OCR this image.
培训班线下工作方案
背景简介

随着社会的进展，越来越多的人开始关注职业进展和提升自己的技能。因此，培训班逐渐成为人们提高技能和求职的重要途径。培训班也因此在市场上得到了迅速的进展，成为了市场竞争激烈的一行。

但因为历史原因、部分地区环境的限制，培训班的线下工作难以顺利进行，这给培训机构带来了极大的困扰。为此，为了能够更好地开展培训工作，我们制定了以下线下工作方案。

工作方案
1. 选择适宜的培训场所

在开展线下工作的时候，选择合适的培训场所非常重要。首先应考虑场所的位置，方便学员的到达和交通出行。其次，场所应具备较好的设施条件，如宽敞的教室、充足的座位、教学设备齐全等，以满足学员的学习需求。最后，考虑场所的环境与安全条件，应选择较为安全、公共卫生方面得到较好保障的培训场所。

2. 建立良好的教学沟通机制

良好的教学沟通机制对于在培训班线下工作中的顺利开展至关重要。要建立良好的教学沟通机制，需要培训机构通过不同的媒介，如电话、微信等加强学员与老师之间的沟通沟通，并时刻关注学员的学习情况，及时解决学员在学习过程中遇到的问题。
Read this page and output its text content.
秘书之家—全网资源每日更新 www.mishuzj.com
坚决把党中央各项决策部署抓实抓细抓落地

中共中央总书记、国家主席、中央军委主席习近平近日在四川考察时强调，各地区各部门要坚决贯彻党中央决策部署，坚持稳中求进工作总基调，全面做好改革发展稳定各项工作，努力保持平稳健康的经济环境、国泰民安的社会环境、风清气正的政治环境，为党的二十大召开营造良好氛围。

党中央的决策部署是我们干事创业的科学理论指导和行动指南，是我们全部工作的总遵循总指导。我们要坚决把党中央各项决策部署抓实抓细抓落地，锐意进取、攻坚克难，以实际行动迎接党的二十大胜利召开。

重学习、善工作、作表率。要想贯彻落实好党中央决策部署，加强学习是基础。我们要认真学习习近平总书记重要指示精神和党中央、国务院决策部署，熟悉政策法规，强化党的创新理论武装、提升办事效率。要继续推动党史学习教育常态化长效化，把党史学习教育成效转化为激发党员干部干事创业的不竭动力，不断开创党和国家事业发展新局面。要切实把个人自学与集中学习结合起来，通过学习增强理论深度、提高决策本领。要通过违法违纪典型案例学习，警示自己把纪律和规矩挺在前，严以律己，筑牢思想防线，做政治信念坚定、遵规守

* [SET EXERCISE] Reproduce all of the material above word for word.

* [TASK SOLUTION]
OCR this image.
培训班线下工作方案
背景简介

随着社会的进展，越来越多的人开始关注职业进展和提升自己的技能。因此，培训班逐渐成为人们提高技能和求职的重要途径。培训班也因此在市场上得到了迅速的进展，成为了市场竞争激烈的一行。

但因为历史原因、部分地区环境的限制，培训班的线下工作难以顺利进行，这给培训机构带来了极大的困扰。为此，为了能够更好地开展培训工作，我们制定了以下线下工作方案。

工作方案
1. 选择适宜的培训场所

在开展线下工作的时候，选择合适的培训场所非常重要。首先应考虑场所的位置，方便学员的到达和交通出行。其次，场所应具备较好的设施条件，如宽敞的教室、充足的座位、教学设备齐全等，以满足学员的学习需求。最后，考虑场所的环境与安全条件，应选择较为安全、公共卫生方面得到较好保障的培训场所。

2. 建立良好的教学沟通机制

良好的教学沟通机制对于在培训班线下工作中的顺利开展至关重要。要建立良好的教学沟通机制，需要培训机构通过不同的媒介，如电话、微信等加强学员与老师之间的沟通沟通，并时刻关注学员的学习情况，及时解决学员在学习过程中遇到的问题。
Read this page and output its text content.
秘书之家—全网资源每日更新 www.mishuzj.com
坚决把党中央各项决策部署抓实抓细抓落地

中共中央总书记、国家主席、中央军委主席习近平近日在四川考察时强调，各地区各部门要坚决贯彻党中央决策部署，坚持稳中求进工作总基调，全面做好改革发展稳定各项工作，努力保持平稳健康的经济环境、国泰民安的社会环境、风清气正的政治环境，为党的二十大召开营造良好氛围。

党中央的决策部署是我们干事创业的科学理论指导和行动指南，是我们全部工作的总遵循总指导。我们要坚决把党中央各项决策部署抓实抓细抓落地，锐意进取、攻坚克难，以实际行动迎接党的二十大胜利召开。

重学习、善工作、作表率。要想贯彻落实好党中央决策部署，加强学习是基础。我们要认真学习习近平总书记重要指示精神和党中央、国务院决策部署，熟悉政策法规，强化党的创新理论武装、提升办事效率。要继续推动党史学习教育常态化长效化，把党史学习教育成效转化为激发党员干部干事创业的不竭动力，不断开创党和国家事业发展新局面。要切实把个人自学与集中学习结合起来，通过学习增强理论深度、提高决策本领。要通过违法违纪典型案例学习，警示自己把纪律和规矩挺在前，严以律己，筑牢思想防线，做政治信念坚定、遵规守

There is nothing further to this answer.